##### Input data

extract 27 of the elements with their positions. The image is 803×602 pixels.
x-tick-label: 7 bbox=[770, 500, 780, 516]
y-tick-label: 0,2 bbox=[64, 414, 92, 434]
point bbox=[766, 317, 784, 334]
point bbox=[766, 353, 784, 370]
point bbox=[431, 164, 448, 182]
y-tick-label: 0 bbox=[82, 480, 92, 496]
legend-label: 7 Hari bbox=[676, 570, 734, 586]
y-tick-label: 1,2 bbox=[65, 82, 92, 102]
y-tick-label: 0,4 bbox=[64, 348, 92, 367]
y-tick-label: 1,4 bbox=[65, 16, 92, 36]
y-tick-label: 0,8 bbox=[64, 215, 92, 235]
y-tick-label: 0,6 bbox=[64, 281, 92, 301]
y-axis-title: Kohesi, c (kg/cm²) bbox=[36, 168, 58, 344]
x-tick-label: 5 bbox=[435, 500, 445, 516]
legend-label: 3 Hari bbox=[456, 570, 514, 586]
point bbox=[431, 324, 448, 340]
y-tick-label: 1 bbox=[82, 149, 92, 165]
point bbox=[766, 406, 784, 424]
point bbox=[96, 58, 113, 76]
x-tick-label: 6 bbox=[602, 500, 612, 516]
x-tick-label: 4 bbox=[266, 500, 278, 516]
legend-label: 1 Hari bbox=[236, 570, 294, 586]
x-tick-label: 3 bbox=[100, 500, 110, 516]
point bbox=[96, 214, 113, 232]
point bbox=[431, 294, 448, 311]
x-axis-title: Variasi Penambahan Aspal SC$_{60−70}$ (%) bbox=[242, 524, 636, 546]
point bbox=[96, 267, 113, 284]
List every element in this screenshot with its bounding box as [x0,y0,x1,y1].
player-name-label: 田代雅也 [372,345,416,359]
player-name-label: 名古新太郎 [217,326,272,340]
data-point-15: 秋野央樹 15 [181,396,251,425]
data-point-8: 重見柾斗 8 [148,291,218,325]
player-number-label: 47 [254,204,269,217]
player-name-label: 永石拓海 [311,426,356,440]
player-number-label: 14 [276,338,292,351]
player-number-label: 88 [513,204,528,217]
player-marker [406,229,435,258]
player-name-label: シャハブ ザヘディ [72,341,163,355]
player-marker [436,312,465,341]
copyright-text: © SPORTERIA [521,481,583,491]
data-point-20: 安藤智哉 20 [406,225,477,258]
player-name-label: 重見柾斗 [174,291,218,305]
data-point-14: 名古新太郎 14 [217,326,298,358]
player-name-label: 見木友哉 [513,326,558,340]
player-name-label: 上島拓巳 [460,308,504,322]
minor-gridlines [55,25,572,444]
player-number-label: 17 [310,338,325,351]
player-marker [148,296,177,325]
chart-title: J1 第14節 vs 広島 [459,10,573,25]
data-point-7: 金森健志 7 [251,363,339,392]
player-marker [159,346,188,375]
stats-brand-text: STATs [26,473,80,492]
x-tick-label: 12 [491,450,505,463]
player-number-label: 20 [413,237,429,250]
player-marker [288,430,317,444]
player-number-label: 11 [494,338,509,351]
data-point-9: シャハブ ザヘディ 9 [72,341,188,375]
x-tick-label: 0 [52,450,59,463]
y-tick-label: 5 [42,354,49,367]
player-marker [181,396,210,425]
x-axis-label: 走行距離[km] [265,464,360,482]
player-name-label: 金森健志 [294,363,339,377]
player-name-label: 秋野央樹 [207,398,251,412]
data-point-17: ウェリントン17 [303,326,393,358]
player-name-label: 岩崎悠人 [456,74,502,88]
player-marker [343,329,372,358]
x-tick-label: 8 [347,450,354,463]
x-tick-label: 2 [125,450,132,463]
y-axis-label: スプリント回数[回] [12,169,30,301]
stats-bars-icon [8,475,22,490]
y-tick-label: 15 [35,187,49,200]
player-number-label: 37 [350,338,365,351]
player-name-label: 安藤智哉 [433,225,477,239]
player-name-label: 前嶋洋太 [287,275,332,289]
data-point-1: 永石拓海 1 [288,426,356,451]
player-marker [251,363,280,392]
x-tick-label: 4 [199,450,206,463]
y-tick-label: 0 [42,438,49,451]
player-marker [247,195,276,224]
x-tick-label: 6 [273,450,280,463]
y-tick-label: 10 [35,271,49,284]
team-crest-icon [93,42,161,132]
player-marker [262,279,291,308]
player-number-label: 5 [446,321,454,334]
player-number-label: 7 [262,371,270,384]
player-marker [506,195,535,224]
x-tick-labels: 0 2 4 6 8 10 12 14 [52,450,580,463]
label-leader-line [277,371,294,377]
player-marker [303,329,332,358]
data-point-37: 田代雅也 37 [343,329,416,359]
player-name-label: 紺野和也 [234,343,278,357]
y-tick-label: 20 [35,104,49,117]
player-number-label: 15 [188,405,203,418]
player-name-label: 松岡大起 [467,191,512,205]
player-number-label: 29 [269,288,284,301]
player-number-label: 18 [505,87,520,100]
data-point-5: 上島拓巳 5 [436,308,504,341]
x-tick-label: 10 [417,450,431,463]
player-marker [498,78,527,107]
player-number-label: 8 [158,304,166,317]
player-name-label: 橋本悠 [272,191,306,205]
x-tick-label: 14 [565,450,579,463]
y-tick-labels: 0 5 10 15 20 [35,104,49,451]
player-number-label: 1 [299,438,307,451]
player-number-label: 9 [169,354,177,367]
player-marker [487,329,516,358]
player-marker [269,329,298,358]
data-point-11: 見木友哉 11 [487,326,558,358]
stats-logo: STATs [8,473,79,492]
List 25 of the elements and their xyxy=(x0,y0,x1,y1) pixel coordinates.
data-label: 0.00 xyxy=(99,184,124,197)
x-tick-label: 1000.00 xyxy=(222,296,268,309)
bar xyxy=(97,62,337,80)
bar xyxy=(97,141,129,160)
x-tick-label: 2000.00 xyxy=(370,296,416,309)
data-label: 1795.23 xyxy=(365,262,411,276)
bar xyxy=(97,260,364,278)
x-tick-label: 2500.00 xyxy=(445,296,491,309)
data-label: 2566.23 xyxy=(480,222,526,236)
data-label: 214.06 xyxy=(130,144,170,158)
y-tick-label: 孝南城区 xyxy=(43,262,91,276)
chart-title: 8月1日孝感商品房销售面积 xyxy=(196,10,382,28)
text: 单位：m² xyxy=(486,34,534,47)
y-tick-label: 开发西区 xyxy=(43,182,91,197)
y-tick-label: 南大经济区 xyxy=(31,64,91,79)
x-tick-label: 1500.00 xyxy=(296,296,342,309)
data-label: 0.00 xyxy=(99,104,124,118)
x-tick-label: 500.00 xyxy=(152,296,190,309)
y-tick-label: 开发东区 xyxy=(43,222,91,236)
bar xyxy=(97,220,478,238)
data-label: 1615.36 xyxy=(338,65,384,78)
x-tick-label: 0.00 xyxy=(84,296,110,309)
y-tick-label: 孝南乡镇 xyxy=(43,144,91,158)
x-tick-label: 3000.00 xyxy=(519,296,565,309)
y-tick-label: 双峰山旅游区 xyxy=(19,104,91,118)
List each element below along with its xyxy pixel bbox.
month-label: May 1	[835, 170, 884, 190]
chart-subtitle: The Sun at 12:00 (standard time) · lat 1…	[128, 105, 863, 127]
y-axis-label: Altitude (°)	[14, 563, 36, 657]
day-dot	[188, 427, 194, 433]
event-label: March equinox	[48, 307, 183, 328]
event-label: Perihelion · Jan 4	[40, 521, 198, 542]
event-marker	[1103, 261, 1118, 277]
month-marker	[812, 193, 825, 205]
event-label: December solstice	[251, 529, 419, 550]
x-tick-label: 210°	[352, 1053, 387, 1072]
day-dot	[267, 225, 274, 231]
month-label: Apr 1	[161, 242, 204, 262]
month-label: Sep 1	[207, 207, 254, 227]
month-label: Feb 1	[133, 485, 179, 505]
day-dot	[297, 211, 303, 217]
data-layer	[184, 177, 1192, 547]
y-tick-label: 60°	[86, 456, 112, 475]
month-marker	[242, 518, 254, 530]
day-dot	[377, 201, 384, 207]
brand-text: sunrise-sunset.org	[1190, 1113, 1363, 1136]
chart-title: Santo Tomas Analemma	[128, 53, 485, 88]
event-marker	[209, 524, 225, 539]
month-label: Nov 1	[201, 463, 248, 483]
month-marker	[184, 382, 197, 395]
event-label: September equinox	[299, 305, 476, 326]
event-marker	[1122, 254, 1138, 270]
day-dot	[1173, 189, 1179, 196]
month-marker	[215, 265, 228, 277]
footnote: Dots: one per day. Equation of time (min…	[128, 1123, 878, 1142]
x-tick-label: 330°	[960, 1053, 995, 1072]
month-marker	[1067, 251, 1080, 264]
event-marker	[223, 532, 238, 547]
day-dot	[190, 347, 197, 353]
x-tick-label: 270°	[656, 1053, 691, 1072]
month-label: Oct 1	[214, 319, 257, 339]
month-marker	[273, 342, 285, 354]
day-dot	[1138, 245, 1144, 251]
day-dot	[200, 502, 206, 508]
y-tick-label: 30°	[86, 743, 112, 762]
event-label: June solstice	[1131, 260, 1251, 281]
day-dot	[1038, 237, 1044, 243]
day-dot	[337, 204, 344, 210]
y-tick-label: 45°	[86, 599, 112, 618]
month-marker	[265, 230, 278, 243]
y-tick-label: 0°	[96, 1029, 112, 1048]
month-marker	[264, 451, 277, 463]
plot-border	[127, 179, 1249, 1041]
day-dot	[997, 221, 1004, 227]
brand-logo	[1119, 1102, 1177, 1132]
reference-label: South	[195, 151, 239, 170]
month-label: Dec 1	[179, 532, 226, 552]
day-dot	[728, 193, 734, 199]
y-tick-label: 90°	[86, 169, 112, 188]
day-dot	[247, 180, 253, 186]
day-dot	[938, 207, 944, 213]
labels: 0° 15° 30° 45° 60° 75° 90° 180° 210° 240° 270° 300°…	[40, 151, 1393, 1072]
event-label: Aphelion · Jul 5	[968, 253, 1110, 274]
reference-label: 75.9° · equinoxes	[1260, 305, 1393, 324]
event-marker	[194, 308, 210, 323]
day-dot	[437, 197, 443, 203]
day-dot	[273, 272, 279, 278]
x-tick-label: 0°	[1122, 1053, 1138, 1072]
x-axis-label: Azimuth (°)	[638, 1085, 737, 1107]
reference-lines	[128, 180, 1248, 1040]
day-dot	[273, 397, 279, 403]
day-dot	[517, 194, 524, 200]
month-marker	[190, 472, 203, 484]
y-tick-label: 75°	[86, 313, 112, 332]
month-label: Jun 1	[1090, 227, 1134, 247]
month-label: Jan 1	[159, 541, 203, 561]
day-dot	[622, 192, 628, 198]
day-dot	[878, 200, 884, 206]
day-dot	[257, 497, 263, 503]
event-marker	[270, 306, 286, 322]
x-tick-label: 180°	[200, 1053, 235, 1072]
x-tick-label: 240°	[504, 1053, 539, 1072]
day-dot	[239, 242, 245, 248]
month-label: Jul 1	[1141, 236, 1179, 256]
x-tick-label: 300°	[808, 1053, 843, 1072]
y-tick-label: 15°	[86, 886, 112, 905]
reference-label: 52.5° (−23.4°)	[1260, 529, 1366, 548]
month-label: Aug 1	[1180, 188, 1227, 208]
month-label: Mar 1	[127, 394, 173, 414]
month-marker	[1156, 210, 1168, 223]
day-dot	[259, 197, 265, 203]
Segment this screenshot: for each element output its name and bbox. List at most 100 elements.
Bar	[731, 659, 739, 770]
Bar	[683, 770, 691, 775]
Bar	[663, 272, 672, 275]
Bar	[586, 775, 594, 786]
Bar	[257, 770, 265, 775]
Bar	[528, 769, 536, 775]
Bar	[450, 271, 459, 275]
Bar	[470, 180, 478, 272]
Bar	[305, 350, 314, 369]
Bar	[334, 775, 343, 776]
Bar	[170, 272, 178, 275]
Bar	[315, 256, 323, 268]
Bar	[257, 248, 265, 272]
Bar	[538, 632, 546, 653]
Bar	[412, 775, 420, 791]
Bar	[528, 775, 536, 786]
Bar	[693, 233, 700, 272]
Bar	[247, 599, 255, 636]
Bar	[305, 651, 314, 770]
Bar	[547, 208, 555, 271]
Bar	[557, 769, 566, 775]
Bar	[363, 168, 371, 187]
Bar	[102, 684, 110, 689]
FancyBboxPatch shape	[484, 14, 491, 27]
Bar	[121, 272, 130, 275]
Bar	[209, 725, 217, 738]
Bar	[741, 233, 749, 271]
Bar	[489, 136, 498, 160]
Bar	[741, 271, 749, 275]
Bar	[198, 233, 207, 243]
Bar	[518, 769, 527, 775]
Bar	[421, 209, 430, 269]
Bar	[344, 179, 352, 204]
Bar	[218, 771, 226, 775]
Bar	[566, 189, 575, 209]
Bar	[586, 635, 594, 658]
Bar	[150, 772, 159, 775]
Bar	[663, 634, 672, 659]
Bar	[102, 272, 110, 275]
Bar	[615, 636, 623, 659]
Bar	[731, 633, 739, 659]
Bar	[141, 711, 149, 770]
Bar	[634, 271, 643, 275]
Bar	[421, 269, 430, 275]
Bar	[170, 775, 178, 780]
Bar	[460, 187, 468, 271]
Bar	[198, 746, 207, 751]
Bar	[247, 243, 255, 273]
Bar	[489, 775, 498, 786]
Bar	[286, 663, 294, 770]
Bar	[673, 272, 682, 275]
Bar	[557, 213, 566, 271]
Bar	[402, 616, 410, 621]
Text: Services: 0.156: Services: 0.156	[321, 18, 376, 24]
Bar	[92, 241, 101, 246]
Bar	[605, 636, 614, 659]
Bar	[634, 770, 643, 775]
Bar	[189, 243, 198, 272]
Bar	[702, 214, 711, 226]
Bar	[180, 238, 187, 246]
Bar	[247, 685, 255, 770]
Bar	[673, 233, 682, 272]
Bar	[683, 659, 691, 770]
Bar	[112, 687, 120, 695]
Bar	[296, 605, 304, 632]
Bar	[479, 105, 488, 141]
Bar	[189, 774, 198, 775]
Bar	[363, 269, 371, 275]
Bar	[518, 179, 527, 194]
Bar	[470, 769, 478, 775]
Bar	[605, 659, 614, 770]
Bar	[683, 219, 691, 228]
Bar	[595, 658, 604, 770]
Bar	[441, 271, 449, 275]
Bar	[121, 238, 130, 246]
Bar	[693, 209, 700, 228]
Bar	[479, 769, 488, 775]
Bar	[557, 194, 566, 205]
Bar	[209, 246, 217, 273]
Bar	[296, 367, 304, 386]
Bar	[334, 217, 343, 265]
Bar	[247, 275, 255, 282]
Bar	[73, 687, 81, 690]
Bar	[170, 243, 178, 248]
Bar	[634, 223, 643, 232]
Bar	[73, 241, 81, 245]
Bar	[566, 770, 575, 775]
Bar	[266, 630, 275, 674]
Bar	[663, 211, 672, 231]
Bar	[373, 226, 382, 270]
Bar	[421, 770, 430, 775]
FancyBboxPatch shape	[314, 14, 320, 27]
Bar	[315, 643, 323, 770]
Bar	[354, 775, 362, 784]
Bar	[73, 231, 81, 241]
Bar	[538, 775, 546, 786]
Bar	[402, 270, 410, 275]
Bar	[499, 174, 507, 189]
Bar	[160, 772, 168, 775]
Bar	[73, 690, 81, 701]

##########

### What the exercise asks
Pick out and copy every line of the data above that contains the string "this".

### Completed task
List every element in this screenshot with its bounding box as [x0,y0,x1,y1].
Segment this screenshot: for each element output its name and bbox. List at most 100 elements.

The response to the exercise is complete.